- **Requirements**
In how many lines does the string "description" appear? Answer with the number only.

- **Information shown**

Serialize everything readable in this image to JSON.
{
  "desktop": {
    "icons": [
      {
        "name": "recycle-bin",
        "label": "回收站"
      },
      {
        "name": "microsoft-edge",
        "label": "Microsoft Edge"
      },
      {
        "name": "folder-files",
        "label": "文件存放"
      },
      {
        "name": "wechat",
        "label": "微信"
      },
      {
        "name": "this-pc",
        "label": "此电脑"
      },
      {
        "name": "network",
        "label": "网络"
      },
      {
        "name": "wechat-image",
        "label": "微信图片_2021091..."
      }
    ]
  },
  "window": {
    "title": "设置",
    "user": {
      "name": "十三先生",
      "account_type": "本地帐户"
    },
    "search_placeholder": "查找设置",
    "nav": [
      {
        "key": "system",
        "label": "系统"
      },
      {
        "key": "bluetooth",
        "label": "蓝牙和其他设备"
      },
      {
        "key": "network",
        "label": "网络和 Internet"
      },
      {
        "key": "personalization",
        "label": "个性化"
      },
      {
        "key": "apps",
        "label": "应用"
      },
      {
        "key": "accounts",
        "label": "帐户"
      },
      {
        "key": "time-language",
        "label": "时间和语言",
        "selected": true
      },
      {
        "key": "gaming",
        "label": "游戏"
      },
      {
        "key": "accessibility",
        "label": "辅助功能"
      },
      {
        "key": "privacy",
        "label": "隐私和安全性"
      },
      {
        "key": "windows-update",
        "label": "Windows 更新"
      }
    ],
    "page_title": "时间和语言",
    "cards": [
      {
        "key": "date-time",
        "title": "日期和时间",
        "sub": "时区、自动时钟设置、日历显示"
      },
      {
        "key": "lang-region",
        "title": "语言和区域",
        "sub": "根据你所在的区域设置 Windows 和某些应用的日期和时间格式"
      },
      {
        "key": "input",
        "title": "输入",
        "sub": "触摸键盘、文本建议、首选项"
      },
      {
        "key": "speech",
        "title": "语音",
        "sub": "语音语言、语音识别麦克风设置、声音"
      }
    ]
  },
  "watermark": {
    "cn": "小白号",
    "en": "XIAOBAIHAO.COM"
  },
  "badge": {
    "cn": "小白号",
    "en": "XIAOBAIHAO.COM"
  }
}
---
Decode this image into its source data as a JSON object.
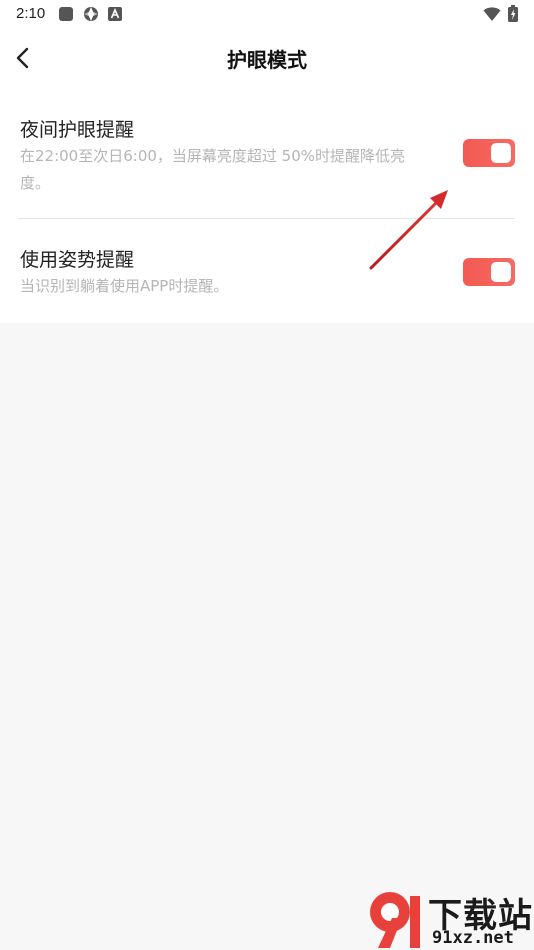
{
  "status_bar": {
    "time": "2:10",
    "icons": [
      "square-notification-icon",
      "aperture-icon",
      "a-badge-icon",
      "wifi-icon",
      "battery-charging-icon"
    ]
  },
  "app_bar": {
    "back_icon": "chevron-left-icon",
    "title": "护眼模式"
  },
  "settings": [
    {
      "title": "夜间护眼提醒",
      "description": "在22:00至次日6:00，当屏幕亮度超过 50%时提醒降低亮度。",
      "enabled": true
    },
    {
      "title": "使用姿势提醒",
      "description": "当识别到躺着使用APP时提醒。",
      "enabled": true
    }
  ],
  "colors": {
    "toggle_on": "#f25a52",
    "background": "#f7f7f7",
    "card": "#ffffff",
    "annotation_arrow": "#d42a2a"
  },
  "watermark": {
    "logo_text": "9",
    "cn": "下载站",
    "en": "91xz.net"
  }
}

- **Answer for this exercise**
2